> [AIM OF THE TASK]: Filter the lines below, copying only those with the string "after".

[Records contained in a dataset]
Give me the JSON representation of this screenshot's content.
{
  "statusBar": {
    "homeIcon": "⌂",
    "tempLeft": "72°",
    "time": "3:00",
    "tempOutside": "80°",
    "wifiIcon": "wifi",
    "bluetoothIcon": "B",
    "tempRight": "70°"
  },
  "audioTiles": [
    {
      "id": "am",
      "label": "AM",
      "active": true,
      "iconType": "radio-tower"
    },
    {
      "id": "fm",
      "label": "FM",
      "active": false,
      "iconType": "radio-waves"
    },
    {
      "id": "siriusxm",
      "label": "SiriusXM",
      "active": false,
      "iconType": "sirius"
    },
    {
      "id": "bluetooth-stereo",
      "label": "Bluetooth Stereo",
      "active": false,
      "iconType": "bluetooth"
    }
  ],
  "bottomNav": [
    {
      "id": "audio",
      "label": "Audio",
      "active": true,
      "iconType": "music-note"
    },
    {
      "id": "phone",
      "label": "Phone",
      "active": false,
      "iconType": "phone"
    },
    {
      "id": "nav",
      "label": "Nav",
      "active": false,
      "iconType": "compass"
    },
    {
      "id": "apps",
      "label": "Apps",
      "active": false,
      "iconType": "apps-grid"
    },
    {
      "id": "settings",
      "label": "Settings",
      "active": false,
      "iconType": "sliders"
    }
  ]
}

---

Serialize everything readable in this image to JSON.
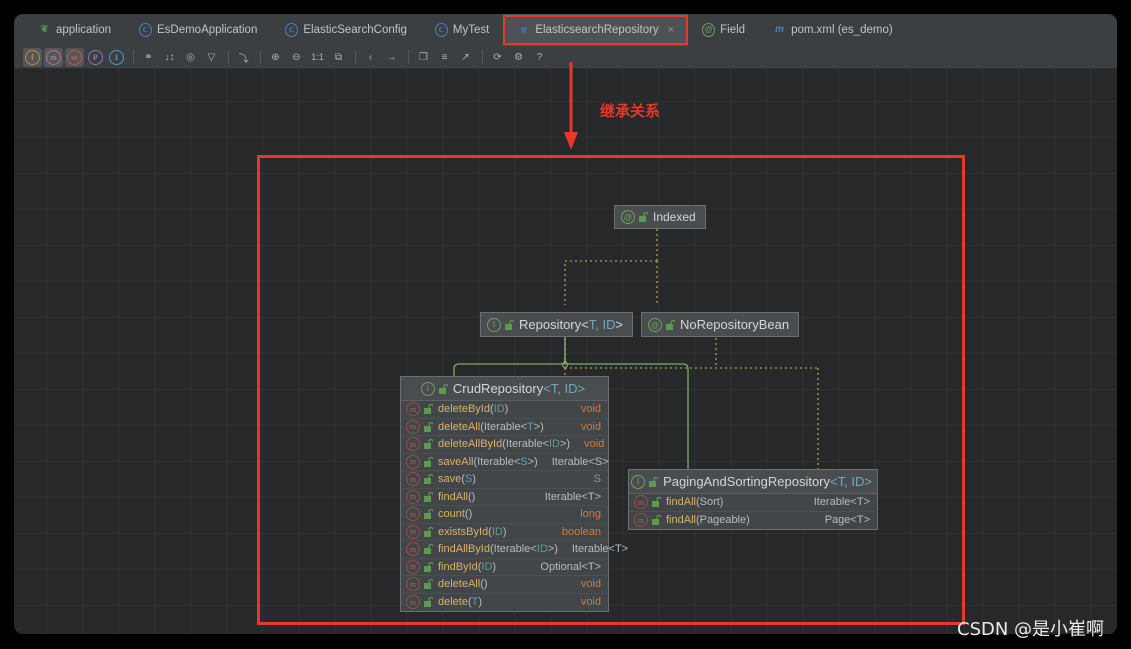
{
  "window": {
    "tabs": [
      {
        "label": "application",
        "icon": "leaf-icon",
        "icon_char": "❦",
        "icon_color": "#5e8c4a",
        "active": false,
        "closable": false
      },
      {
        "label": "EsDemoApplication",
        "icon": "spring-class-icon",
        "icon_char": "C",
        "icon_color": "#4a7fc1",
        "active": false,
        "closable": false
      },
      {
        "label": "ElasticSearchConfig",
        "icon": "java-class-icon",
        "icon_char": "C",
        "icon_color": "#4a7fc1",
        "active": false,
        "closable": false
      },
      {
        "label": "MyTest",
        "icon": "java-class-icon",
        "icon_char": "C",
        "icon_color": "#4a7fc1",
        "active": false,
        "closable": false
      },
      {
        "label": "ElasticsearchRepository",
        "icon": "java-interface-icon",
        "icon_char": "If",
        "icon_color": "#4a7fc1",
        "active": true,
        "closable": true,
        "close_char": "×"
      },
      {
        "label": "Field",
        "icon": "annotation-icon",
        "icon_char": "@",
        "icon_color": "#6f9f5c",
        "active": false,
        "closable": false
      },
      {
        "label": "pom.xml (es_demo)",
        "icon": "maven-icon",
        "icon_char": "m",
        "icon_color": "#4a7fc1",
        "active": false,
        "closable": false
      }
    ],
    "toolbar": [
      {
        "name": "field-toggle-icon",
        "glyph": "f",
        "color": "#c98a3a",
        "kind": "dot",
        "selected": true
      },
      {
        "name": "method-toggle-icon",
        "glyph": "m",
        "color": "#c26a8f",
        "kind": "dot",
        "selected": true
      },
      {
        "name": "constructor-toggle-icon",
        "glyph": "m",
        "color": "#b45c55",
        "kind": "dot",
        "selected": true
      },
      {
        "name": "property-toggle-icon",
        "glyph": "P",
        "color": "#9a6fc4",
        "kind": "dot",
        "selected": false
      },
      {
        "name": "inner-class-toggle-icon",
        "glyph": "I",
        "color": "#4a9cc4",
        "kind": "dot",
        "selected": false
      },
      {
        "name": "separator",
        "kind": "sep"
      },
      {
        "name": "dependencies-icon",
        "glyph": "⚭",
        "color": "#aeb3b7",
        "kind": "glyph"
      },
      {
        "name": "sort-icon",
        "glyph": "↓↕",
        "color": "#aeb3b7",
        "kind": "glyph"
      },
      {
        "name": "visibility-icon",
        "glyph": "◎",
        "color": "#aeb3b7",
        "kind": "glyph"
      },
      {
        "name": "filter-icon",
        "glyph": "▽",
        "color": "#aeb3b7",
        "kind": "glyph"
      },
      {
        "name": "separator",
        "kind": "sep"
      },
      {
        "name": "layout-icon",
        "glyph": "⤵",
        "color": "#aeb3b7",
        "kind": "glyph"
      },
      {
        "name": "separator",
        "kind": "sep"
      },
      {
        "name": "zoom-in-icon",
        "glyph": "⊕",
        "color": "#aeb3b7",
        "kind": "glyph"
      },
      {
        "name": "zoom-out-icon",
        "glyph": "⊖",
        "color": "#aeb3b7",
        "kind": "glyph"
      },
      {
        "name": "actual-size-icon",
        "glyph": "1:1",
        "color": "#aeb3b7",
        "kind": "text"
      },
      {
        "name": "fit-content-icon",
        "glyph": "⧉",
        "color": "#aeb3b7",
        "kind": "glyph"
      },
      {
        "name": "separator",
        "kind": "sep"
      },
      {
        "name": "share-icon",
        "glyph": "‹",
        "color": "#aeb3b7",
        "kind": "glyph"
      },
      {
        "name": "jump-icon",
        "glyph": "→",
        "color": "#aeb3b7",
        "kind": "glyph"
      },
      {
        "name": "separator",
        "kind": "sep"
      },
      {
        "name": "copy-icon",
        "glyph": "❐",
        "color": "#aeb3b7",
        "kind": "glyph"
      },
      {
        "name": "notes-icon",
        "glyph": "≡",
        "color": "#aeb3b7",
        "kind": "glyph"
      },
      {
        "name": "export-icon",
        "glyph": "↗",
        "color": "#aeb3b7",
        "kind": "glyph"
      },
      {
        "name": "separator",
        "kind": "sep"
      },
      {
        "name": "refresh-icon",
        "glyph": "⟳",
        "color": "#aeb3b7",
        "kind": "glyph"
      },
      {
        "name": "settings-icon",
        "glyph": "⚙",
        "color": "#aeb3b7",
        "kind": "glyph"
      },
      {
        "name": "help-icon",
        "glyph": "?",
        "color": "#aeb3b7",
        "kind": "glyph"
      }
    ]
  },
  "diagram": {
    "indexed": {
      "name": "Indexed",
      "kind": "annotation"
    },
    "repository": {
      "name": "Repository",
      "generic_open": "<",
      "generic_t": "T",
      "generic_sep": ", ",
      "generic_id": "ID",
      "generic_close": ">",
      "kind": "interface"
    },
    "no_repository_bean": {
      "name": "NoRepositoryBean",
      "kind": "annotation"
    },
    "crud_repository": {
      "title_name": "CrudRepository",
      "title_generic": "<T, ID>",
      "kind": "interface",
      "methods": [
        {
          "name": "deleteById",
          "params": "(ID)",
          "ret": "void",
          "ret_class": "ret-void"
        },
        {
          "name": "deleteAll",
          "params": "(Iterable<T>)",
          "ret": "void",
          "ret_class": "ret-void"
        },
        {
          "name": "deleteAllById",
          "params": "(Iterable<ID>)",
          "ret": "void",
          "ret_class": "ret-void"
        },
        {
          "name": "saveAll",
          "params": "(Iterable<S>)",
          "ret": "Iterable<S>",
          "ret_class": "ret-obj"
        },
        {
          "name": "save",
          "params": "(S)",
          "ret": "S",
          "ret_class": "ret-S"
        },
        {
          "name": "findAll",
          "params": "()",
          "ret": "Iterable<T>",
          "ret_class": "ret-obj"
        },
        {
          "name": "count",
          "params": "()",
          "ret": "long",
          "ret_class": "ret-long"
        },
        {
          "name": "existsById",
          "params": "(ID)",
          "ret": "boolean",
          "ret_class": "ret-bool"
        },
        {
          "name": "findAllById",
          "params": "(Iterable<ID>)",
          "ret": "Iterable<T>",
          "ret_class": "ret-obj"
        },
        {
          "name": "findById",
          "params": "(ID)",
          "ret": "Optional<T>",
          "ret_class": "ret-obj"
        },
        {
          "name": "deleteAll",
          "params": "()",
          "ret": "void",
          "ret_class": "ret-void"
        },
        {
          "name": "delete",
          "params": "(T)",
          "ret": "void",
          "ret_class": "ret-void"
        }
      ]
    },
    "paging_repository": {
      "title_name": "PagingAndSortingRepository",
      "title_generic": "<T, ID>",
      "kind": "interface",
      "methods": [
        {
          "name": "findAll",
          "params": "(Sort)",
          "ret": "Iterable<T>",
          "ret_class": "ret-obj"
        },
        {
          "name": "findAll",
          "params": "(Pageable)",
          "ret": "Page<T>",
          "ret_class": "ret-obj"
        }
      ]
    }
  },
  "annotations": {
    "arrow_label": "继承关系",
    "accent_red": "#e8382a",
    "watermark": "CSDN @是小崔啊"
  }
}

==

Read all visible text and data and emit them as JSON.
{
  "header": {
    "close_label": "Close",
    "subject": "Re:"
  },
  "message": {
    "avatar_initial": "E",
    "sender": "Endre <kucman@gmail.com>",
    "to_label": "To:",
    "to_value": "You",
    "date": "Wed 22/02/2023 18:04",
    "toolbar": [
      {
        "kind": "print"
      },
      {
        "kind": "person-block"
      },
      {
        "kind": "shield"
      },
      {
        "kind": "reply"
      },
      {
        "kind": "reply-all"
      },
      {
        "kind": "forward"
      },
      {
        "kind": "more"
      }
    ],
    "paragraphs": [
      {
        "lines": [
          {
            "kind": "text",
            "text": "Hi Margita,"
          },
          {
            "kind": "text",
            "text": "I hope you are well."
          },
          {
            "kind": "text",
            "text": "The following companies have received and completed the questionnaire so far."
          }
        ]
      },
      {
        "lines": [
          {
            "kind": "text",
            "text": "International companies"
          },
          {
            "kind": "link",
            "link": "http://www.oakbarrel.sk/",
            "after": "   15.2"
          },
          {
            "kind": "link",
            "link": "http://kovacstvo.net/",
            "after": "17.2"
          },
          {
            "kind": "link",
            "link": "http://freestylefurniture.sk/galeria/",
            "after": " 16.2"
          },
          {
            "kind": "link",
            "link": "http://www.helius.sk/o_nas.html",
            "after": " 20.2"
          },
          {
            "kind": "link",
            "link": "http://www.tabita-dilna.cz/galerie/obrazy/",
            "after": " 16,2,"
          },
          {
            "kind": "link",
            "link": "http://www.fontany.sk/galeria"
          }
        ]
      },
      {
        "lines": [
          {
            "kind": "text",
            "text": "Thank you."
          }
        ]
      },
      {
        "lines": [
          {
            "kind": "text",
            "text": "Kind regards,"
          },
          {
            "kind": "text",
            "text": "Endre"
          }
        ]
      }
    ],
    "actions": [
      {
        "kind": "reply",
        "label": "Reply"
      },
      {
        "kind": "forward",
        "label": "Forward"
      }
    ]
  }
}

> [ANSWER]:
            "after": "   15.2"
            "after": "17.2"
            "after": " 16.2"
            "after": " 20.2"
            "after": " 16,2,"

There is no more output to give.